* Begin *

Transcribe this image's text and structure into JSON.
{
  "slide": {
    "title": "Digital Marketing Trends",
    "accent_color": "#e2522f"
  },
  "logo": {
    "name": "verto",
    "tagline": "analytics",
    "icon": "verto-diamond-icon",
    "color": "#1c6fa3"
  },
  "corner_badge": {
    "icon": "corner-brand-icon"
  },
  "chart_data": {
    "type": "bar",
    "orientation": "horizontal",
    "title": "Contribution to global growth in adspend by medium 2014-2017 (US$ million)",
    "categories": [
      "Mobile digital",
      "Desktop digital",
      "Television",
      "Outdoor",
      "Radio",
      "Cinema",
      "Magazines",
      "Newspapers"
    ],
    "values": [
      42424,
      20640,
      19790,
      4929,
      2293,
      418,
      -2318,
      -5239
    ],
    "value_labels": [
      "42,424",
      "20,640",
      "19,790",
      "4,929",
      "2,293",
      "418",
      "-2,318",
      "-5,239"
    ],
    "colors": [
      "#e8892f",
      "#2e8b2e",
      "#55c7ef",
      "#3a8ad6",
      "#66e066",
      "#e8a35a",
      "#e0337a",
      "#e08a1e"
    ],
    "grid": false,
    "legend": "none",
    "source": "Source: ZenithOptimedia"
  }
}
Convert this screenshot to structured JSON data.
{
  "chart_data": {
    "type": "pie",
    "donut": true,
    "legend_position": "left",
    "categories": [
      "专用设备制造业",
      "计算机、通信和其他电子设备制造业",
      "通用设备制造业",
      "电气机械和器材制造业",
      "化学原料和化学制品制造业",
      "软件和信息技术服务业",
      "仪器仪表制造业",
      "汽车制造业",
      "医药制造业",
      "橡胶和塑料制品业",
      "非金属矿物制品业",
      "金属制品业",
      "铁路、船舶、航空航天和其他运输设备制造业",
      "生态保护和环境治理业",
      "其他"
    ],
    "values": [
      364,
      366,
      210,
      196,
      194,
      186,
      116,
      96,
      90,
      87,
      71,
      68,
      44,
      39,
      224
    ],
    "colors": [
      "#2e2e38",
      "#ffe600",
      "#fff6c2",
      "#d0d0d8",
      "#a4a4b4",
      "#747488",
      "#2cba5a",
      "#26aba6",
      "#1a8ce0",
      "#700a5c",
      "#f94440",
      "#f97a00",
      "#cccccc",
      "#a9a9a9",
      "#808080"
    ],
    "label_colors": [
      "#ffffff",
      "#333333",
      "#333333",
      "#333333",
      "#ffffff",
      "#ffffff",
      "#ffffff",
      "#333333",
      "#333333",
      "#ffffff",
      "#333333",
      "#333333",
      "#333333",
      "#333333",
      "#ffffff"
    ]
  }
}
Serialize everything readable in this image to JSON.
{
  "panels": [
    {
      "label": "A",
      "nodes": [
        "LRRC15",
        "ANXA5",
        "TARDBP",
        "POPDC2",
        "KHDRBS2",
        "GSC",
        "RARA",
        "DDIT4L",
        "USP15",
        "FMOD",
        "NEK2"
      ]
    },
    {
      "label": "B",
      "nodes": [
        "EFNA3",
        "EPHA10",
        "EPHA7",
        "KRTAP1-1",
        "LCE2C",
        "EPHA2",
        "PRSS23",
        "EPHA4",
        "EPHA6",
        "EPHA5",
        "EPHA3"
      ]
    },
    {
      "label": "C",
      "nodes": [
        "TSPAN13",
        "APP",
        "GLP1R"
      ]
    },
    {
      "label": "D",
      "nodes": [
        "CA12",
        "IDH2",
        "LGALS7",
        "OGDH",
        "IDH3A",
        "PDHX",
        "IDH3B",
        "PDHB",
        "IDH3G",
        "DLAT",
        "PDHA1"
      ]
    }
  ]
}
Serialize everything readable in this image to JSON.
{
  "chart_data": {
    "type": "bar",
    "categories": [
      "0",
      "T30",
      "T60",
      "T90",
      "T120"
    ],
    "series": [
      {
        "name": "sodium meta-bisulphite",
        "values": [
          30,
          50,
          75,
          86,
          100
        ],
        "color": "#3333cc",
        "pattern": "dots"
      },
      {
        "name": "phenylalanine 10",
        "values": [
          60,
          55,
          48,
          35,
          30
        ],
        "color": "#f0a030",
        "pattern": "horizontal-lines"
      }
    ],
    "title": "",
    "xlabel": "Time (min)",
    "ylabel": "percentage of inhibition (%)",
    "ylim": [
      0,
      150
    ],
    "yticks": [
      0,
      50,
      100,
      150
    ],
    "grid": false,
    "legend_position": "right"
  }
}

* End *

* Your instructions
Exactly as written, please output every entry.

* Problem solution
Transcribe this image's text and structure into JSON.
{
  "slide": {
    "title": "Digital Marketing Trends",
    "accent_color": "#e2522f"
  },
  "logo": {
    "name": "verto",
    "tagline": "analytics",
    "icon": "verto-diamond-icon",
    "color": "#1c6fa3"
  },
  "corner_badge": {
    "icon": "corner-brand-icon"
  },
  "chart_data": {
    "type": "bar",
    "orientation": "horizontal",
    "title": "Contribution to global growth in adspend by medium 2014-2017 (US$ million)",
    "categories": [
      "Mobile digital",
      "Desktop digital",
      "Television",
      "Outdoor",
      "Radio",
      "Cinema",
      "Magazines",
      "Newspapers"
    ],
    "values": [
      42424,
      20640,
      19790,
      4929,
      2293,
      418,
      -2318,
      -5239
    ],
    "value_labels": [
      "42,424",
      "20,640",
      "19,790",
      "4,929",
      "2,293",
      "418",
      "-2,318",
      "-5,239"
    ],
    "colors": [
      "#e8892f",
      "#2e8b2e",
      "#55c7ef",
      "#3a8ad6",
      "#66e066",
      "#e8a35a",
      "#e0337a",
      "#e08a1e"
    ],
    "grid": false,
    "legend": "none",
    "source": "Source: ZenithOptimedia"
  }
}
Convert this screenshot to structured JSON data.
{
  "chart_data": {
    "type": "pie",
    "donut": true,
    "legend_position": "left",
    "categories": [
      "专用设备制造业",
      "计算机、通信和其他电子设备制造业",
      "通用设备制造业",
      "电气机械和器材制造业",
      "化学原料和化学制品制造业",
      "软件和信息技术服务业",
      "仪器仪表制造业",
      "汽车制造业",
      "医药制造业",
      "橡胶和塑料制品业",
      "非金属矿物制品业",
      "金属制品业",
      "铁路、船舶、航空航天和其他运输设备制造业",
      "生态保护和环境治理业",
      "其他"
    ],
    "values": [
      364,
      366,
      210,
      196,
      194,
      186,
      116,
      96,
      90,
      87,
      71,
      68,
      44,
      39,
      224
    ],
    "colors": [
      "#2e2e38",
      "#ffe600",
      "#fff6c2",
      "#d0d0d8",
      "#a4a4b4",
      "#747488",
      "#2cba5a",
      "#26aba6",
      "#1a8ce0",
      "#700a5c",
      "#f94440",
      "#f97a00",
      "#cccccc",
      "#a9a9a9",
      "#808080"
    ],
    "label_colors": [
      "#ffffff",
      "#333333",
      "#333333",
      "#333333",
      "#ffffff",
      "#ffffff",
      "#ffffff",
      "#333333",
      "#333333",
      "#ffffff",
      "#333333",
      "#333333",
      "#333333",
      "#333333",
      "#ffffff"
    ]
  }
}
Serialize everything readable in this image to JSON.
{
  "panels": [
    {
      "label": "A",
      "nodes": [
        "LRRC15",
        "ANXA5",
        "TARDBP",
        "POPDC2",
        "KHDRBS2",
        "GSC",
        "RARA",
        "DDIT4L",
        "USP15",
        "FMOD",
        "NEK2"
      ]
    },
    {
      "label": "B",
      "nodes": [
        "EFNA3",
        "EPHA10",
        "EPHA7",
        "KRTAP1-1",
        "LCE2C",
        "EPHA2",
        "PRSS23",
        "EPHA4",
        "EPHA6",
        "EPHA5",
        "EPHA3"
      ]
    },
    {
      "label": "C",
      "nodes": [
        "TSPAN13",
        "APP",
        "GLP1R"
      ]
    },
    {
      "label": "D",
      "nodes": [
        "CA12",
        "IDH2",
        "LGALS7",
        "OGDH",
        "IDH3A",
        "PDHX",
        "IDH3B",
        "PDHB",
        "IDH3G",
        "DLAT",
        "PDHA1"
      ]
    }
  ]
}
Serialize everything readable in this image to JSON.
{
  "chart_data": {
    "type": "bar",
    "categories": [
      "0",
      "T30",
      "T60",
      "T90",
      "T120"
    ],
    "series": [
      {
        "name": "sodium meta-bisulphite",
        "values": [
          30,
          50,
          75,
          86,
          100
        ],
        "color": "#3333cc",
        "pattern": "dots"
      },
      {
        "name": "phenylalanine 10",
        "values": [
          60,
          55,
          48,
          35,
          30
        ],
        "color": "#f0a030",
        "pattern": "horizontal-lines"
      }
    ],
    "title": "",
    "xlabel": "Time (min)",
    "ylabel": "percentage of inhibition (%)",
    "ylim": [
      0,
      150
    ],
    "yticks": [
      0,
      50,
      100,
      150
    ],
    "grid": false,
    "legend_position": "right"
  }
}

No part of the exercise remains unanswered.